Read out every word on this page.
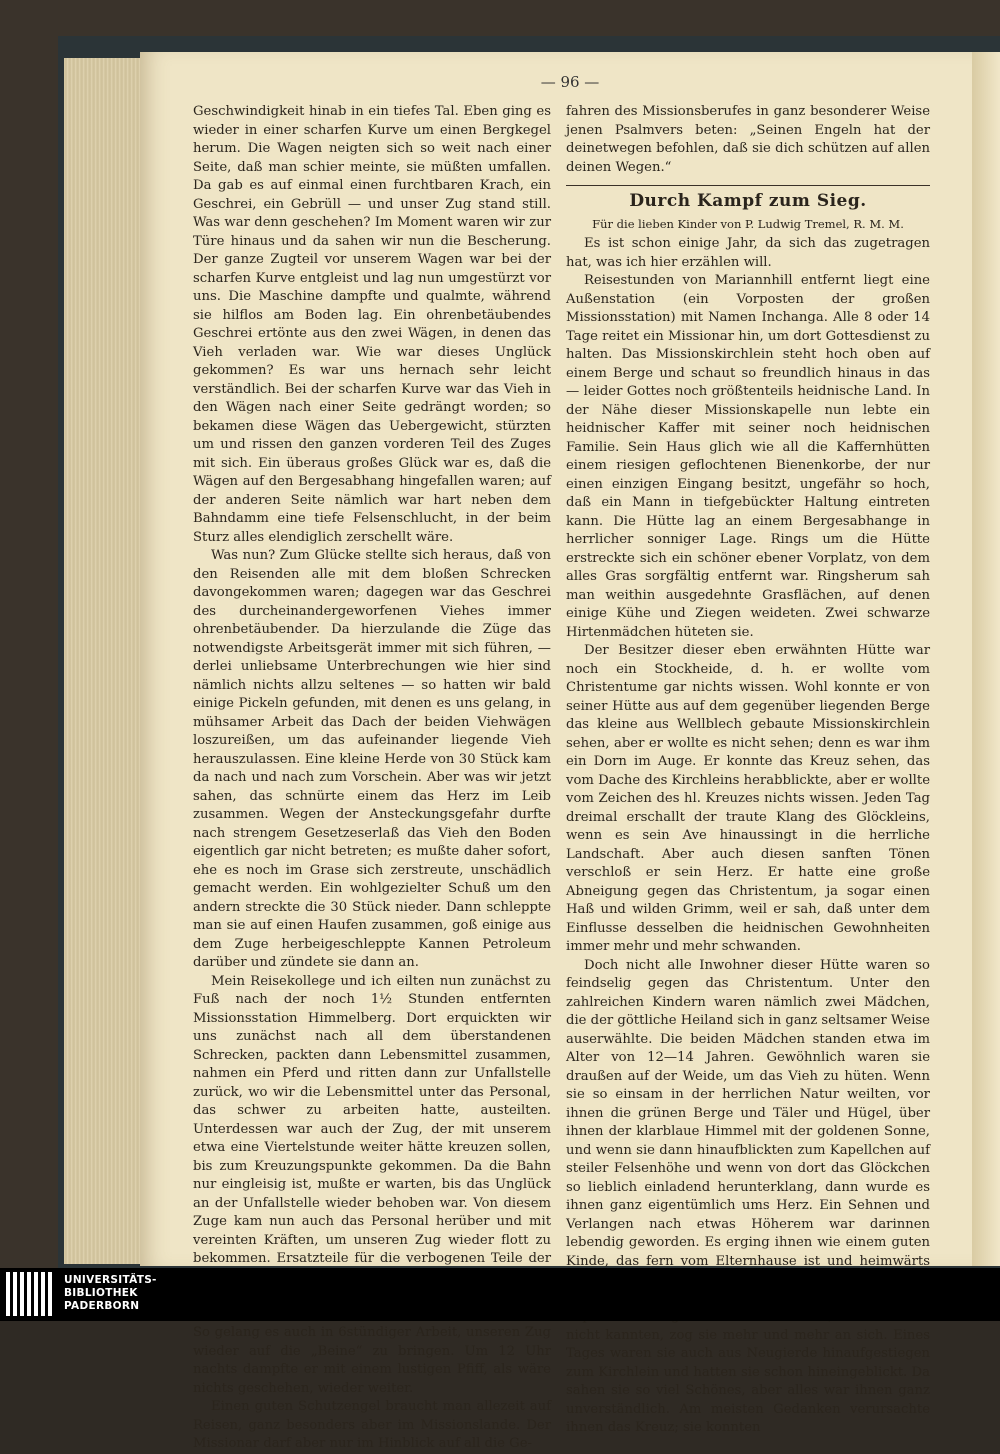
— 96 —

Geschwindigkeit hinab in ein tiefes Tal. Eben ging es wieder in einer scharfen Kurve um einen Bergkegel herum. Die Wagen neigten sich so weit nach einer Seite, daß man schier meinte, sie müßten umfallen. Da gab es auf einmal einen furchtbaren Krach, ein Geschrei, ein Gebrüll — und unser Zug stand still. Was war denn geschehen? Im Moment waren wir zur Türe hinaus und da sahen wir nun die Bescherung. Der ganze Zugteil vor unserem Wagen war bei der scharfen Kurve entgleist und lag nun umgestürzt vor uns. Die Maschine dampfte und qualmte, während sie hilflos am Boden lag. Ein ohrenbetäubendes Geschrei ertönte aus den zwei Wägen, in denen das Vieh verladen war. Wie war dieses Unglück gekommen? Es war uns hernach sehr leicht verständlich. Bei der scharfen Kurve war das Vieh in den Wägen nach einer Seite gedrängt worden; so bekamen diese Wägen das Uebergewicht, stürzten um und rissen den ganzen vorderen Teil des Zuges mit sich. Ein überaus großes Glück war es, daß die Wägen auf den Bergesabhang hingefallen waren; auf der anderen Seite nämlich war hart neben dem Bahndamm eine tiefe Felsenschlucht, in der beim Sturz alles elendiglich zerschellt wäre.

Was nun? Zum Glücke stellte sich heraus, daß von den Reisenden alle mit dem bloßen Schrecken davongekommen waren; dagegen war das Geschrei des durcheinandergeworfenen Viehes immer ohrenbetäubender. Da hierzulande die Züge das notwendigste Arbeitsgerät immer mit sich führen, — derlei unliebsame Unterbrechungen wie hier sind nämlich nichts allzu seltenes — so hatten wir bald einige Pickeln gefunden, mit denen es uns gelang, in mühsamer Arbeit das Dach der beiden Viehwägen loszureißen, um das aufeinander liegende Vieh herauszulassen. Eine kleine Herde von 30 Stück kam da nach und nach zum Vorschein. Aber was wir jetzt sahen, das schnürte einem das Herz im Leib zusammen. Wegen der Ansteckungsgefahr durfte nach strengem Gesetzeserlaß das Vieh den Boden eigentlich gar nicht betreten; es mußte daher sofort, ehe es noch im Grase sich zerstreute, unschädlich gemacht werden. Ein wohlgezielter Schuß um den andern streckte die 30 Stück nieder. Dann schleppte man sie auf einen Haufen zusammen, goß einige aus dem Zuge herbeigeschleppte Kannen Petroleum darüber und zündete sie dann an.

Mein Reisekollege und ich eilten nun zunächst zu Fuß nach der noch 1½ Stunden entfernten Missionsstation Himmelberg. Dort erquickten wir uns zunächst nach all dem überstandenen Schrecken, packten dann Lebensmittel zusammen, nahmen ein Pferd und ritten dann zur Unfallstelle zurück, wo wir die Lebensmittel unter das Personal, das schwer zu arbeiten hatte, austeilten. Unterdessen war auch der Zug, der mit unserem etwa eine Viertelstunde weiter hätte kreuzen sollen, bis zum Kreuzungspunkte gekommen. Da die Bahn nur eingleisig ist, mußte er warten, bis das Unglück an der Unfallstelle wieder behoben war. Von diesem Zuge kam nun auch das Personal herüber und mit vereinten Kräften, um unseren Zug wieder flott zu bekommen. Ersatzteile für die verbogenen Teile der So gelang es auch in 6stündiger Arbeit, unseren Zug wieder auf die „Beine“ zu bringen. Um 12 Uhr nachts dampfte er mit einem lustigen Pfiff, als wäre nichts geschehen, wieder weiter.

Einen guten Schutzengel braucht man allezeit auf Reisen, ganz besonders aber im Missionslande. Der Missionar darf aber nur im Hinblick auf all die Ge-

fahren des Missionsberufes in ganz besonderer Weise jenen Psalmvers beten: „Seinen Engeln hat der deinetwegen befohlen, daß sie dich schützen auf allen deinen Wegen.“

Durch Kampf zum Sieg.
Für die lieben Kinder von P. Ludwig Tremel, R. M. M.

Es ist schon einige Jahr, da sich das zugetragen hat, was ich hier erzählen will.

Reisestunden von Mariannhill entfernt liegt eine Außenstation (ein Vorposten der großen Missionsstation) mit Namen Inchanga. Alle 8 oder 14 Tage reitet ein Missionar hin, um dort Gottesdienst zu halten. Das Missionskirchlein steht hoch oben auf einem Berge und schaut so freundlich hinaus in das — leider Gottes noch größtenteils heidnische Land. In der Nähe dieser Missionskapelle nun lebte ein heidnischer Kaffer mit seiner noch heidnischen Familie. Sein Haus glich wie all die Kaffernhütten einem riesigen geflochtenen Bienenkorbe, der nur einen einzigen Eingang besitzt, ungefähr so hoch, daß ein Mann in tiefgebückter Haltung eintreten kann. Die Hütte lag an einem Bergesabhange in herrlicher sonniger Lage. Rings um die Hütte erstreckte sich ein schöner ebener Vorplatz, von dem alles Gras sorgfältig entfernt war. Ringsherum sah man weithin ausgedehnte Grasflächen, auf denen einige Kühe und Ziegen weideten. Zwei schwarze Hirtenmädchen hüteten sie.

Der Besitzer dieser eben erwähnten Hütte war noch ein Stockheide, d. h. er wollte vom Christentume gar nichts wissen. Wohl konnte er von seiner Hütte aus auf dem gegenüber liegenden Berge das kleine aus Wellblech gebaute Missionskirchlein sehen, aber er wollte es nicht sehen; denn es war ihm ein Dorn im Auge. Er konnte das Kreuz sehen, das vom Dache des Kirchleins herabblickte, aber er wollte vom Zeichen des hl. Kreuzes nichts wissen. Jeden Tag dreimal erschallt der traute Klang des Glöckleins, wenn es sein Ave hinaussingt in die herrliche Landschaft. Aber auch diesen sanften Tönen verschloß er sein Herz. Er hatte eine große Abneigung gegen das Christentum, ja sogar einen Haß und wilden Grimm, weil er sah, daß unter dem Einflusse desselben die heidnischen Gewohnheiten immer mehr und mehr schwanden.

Doch nicht alle Inwohner dieser Hütte waren so feindselig gegen das Christentum. Unter den zahlreichen Kindern waren nämlich zwei Mädchen, die der göttliche Heiland sich in ganz seltsamer Weise auserwählte. Die beiden Mädchen standen etwa im Alter von 12—14 Jahren. Gewöhnlich waren sie draußen auf der Weide, um das Vieh zu hüten. Wenn sie so einsam in der herrlichen Natur weilten, vor ihnen die grünen Berge und Täler und Hügel, über ihnen der klarblaue Himmel mit der goldenen Sonne, und wenn sie dann hinaufblickten zum Kapellchen auf steiler Felsenhöhe und wenn von dort das Glöckchen so lieblich einladend herunterklang, dann wurde es ihnen ganz eigentümlich ums Herz. Ein Sehnen und Verlangen nach etwas Höherem war darinnen lebendig geworden. Es erging ihnen wie einem guten Kinde, das fern vom Elternhause ist und heimwärts nicht kannten, zog sie mehr und mehr an sich. Eines Tages waren sie auch aus Neugierde hinaufgestiegen zum Kirchlein und hatten sie schon hineingeblickt. Da sahen sie so viel Schönes, aber alles war ihnen ganz unverständlich. Am meisten Gedanken verursachte ihnen das Kreuz; sie konnten

UNIVERSITÄTS-
BIBLIOTHEK
PADERBORN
━━━━━━━━━━━━━━━━
● **TASK TO CARRY OUT**:
Take the listing above and print it exactly, apart from the pictures.

● **RESULT OF THIS TASK**:
Read out every word on this page.
— 96 —

Geschwindigkeit hinab in ein tiefes Tal. Eben ging es wieder in einer scharfen Kurve um einen Bergkegel herum. Die Wagen neigten sich so weit nach einer Seite, daß man schier meinte, sie müßten umfallen. Da gab es auf einmal einen furchtbaren Krach, ein Geschrei, ein Gebrüll — und unser Zug stand still. Was war denn geschehen? Im Moment waren wir zur Türe hinaus und da sahen wir nun die Bescherung. Der ganze Zugteil vor unserem Wagen war bei der scharfen Kurve entgleist und lag nun umgestürzt vor uns. Die Maschine dampfte und qualmte, während sie hilflos am Boden lag. Ein ohrenbetäubendes Geschrei ertönte aus den zwei Wägen, in denen das Vieh verladen war. Wie war dieses Unglück gekommen? Es war uns hernach sehr leicht verständlich. Bei der scharfen Kurve war das Vieh in den Wägen nach einer Seite gedrängt worden; so bekamen diese Wägen das Uebergewicht, stürzten um und rissen den ganzen vorderen Teil des Zuges mit sich. Ein überaus großes Glück war es, daß die Wägen auf den Bergesabhang hingefallen waren; auf der anderen Seite nämlich war hart neben dem Bahndamm eine tiefe Felsenschlucht, in der beim Sturz alles elendiglich zerschellt wäre.

Was nun? Zum Glücke stellte sich heraus, daß von den Reisenden alle mit dem bloßen Schrecken davongekommen waren; dagegen war das Geschrei des durcheinandergeworfenen Viehes immer ohrenbetäubender. Da hierzulande die Züge das notwendigste Arbeitsgerät immer mit sich führen, — derlei unliebsame Unterbrechungen wie hier sind nämlich nichts allzu seltenes — so hatten wir bald einige Pickeln gefunden, mit denen es uns gelang, in mühsamer Arbeit das Dach der beiden Viehwägen loszureißen, um das aufeinander liegende Vieh herauszulassen. Eine kleine Herde von 30 Stück kam da nach und nach zum Vorschein. Aber was wir jetzt sahen, das schnürte einem das Herz im Leib zusammen. Wegen der Ansteckungsgefahr durfte nach strengem Gesetzeserlaß das Vieh den Boden eigentlich gar nicht betreten; es mußte daher sofort, ehe es noch im Grase sich zerstreute, unschädlich gemacht werden. Ein wohlgezielter Schuß um den andern streckte die 30 Stück nieder. Dann schleppte man sie auf einen Haufen zusammen, goß einige aus dem Zuge herbeigeschleppte Kannen Petroleum darüber und zündete sie dann an.

Mein Reisekollege und ich eilten nun zunächst zu Fuß nach der noch 1½ Stunden entfernten Missionsstation Himmelberg. Dort erquickten wir uns zunächst nach all dem überstandenen Schrecken, packten dann Lebensmittel zusammen, nahmen ein Pferd und ritten dann zur Unfallstelle zurück, wo wir die Lebensmittel unter das Personal, das schwer zu arbeiten hatte, austeilten. Unterdessen war auch der Zug, der mit unserem etwa eine Viertelstunde weiter hätte kreuzen sollen, bis zum Kreuzungspunkte gekommen. Da die Bahn nur eingleisig ist, mußte er warten, bis das Unglück an der Unfallstelle wieder behoben war. Von diesem Zuge kam nun auch das Personal herüber und mit vereinten Kräften, um unseren Zug wieder flott zu bekommen. Ersatzteile für die verbogenen Teile der So gelang es auch in 6stündiger Arbeit, unseren Zug wieder auf die „Beine“ zu bringen. Um 12 Uhr nachts dampfte er mit einem lustigen Pfiff, als wäre nichts geschehen, wieder weiter.

Einen guten Schutzengel braucht man allezeit auf Reisen, ganz besonders aber im Missionslande. Der Missionar darf aber nur im Hinblick auf all die Ge-

fahren des Missionsberufes in ganz besonderer Weise jenen Psalmvers beten: „Seinen Engeln hat der deinetwegen befohlen, daß sie dich schützen auf allen deinen Wegen.“

Durch Kampf zum Sieg.
Für die lieben Kinder von P. Ludwig Tremel, R. M. M.

Es ist schon einige Jahr, da sich das zugetragen hat, was ich hier erzählen will.

Reisestunden von Mariannhill entfernt liegt eine Außenstation (ein Vorposten der großen Missionsstation) mit Namen Inchanga. Alle 8 oder 14 Tage reitet ein Missionar hin, um dort Gottesdienst zu halten. Das Missionskirchlein steht hoch oben auf einem Berge und schaut so freundlich hinaus in das — leider Gottes noch größtenteils heidnische Land. In der Nähe dieser Missionskapelle nun lebte ein heidnischer Kaffer mit seiner noch heidnischen Familie. Sein Haus glich wie all die Kaffernhütten einem riesigen geflochtenen Bienenkorbe, der nur einen einzigen Eingang besitzt, ungefähr so hoch, daß ein Mann in tiefgebückter Haltung eintreten kann. Die Hütte lag an einem Bergesabhange in herrlicher sonniger Lage. Rings um die Hütte erstreckte sich ein schöner ebener Vorplatz, von dem alles Gras sorgfältig entfernt war. Ringsherum sah man weithin ausgedehnte Grasflächen, auf denen einige Kühe und Ziegen weideten. Zwei schwarze Hirtenmädchen hüteten sie.

Der Besitzer dieser eben erwähnten Hütte war noch ein Stockheide, d. h. er wollte vom Christentume gar nichts wissen. Wohl konnte er von seiner Hütte aus auf dem gegenüber liegenden Berge das kleine aus Wellblech gebaute Missionskirchlein sehen, aber er wollte es nicht sehen; denn es war ihm ein Dorn im Auge. Er konnte das Kreuz sehen, das vom Dache des Kirchleins herabblickte, aber er wollte vom Zeichen des hl. Kreuzes nichts wissen. Jeden Tag dreimal erschallt der traute Klang des Glöckleins, wenn es sein Ave hinaussingt in die herrliche Landschaft. Aber auch diesen sanften Tönen verschloß er sein Herz. Er hatte eine große Abneigung gegen das Christentum, ja sogar einen Haß und wilden Grimm, weil er sah, daß unter dem Einflusse desselben die heidnischen Gewohnheiten immer mehr und mehr schwanden.

Doch nicht alle Inwohner dieser Hütte waren so feindselig gegen das Christentum. Unter den zahlreichen Kindern waren nämlich zwei Mädchen, die der göttliche Heiland sich in ganz seltsamer Weise auserwählte. Die beiden Mädchen standen etwa im Alter von 12—14 Jahren. Gewöhnlich waren sie draußen auf der Weide, um das Vieh zu hüten. Wenn sie so einsam in der herrlichen Natur weilten, vor ihnen die grünen Berge und Täler und Hügel, über ihnen der klarblaue Himmel mit der goldenen Sonne, und wenn sie dann hinaufblickten zum Kapellchen auf steiler Felsenhöhe und wenn von dort das Glöckchen so lieblich einladend herunterklang, dann wurde es ihnen ganz eigentümlich ums Herz. Ein Sehnen und Verlangen nach etwas Höherem war darinnen lebendig geworden. Es erging ihnen wie einem guten Kinde, das fern vom Elternhause ist und heimwärts nicht kannten, zog sie mehr und mehr an sich. Eines Tages waren sie auch aus Neugierde hinaufgestiegen zum Kirchlein und hatten sie schon hineingeblickt. Da sahen sie so viel Schönes, aber alles war ihnen ganz unverständlich. Am meisten Gedanken verursachte ihnen das Kreuz; sie konnten

UNIVERSITÄTS-
BIBLIOTHEK
PADERBORN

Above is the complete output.